# Stated problem
Each record is to be printed again precisely as it reads.

# start of Extracted material

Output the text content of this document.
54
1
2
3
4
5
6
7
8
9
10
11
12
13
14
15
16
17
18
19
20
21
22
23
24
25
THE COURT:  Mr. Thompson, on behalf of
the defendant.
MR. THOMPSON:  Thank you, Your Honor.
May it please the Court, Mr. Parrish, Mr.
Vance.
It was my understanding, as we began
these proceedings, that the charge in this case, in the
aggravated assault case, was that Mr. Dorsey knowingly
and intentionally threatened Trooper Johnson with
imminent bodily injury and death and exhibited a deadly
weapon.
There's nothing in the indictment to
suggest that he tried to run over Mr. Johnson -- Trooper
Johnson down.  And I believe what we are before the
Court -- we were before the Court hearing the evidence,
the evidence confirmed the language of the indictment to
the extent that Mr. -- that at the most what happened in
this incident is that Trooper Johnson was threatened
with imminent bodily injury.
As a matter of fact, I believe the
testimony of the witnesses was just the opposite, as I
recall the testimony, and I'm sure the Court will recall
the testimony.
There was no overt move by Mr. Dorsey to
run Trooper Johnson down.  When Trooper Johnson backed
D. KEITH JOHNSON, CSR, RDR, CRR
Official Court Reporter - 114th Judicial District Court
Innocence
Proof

# end of Extracted material

# Exercise result
Output the text content of this document.
54
1
2
3
4
5
6
7
8
9
10
11
12
13
14
15
16
17
18
19
20
21
22
23
24
25
THE COURT:  Mr. Thompson, on behalf of
the defendant.
MR. THOMPSON:  Thank you, Your Honor.
May it please the Court, Mr. Parrish, Mr.
Vance.
It was my understanding, as we began
these proceedings, that the charge in this case, in the
aggravated assault case, was that Mr. Dorsey knowingly
and intentionally threatened Trooper Johnson with
imminent bodily injury and death and exhibited a deadly
weapon.
There's nothing in the indictment to
suggest that he tried to run over Mr. Johnson -- Trooper
Johnson down.  And I believe what we are before the
Court -- we were before the Court hearing the evidence,
the evidence confirmed the language of the indictment to
the extent that Mr. -- that at the most what happened in
this incident is that Trooper Johnson was threatened
with imminent bodily injury.
As a matter of fact, I believe the
testimony of the witnesses was just the opposite, as I
recall the testimony, and I'm sure the Court will recall
the testimony.
There was no overt move by Mr. Dorsey to
run Trooper Johnson down.  When Trooper Johnson backed
D. KEITH JOHNSON, CSR, RDR, CRR
Official Court Reporter - 114th Judicial District Court
Innocence
Proof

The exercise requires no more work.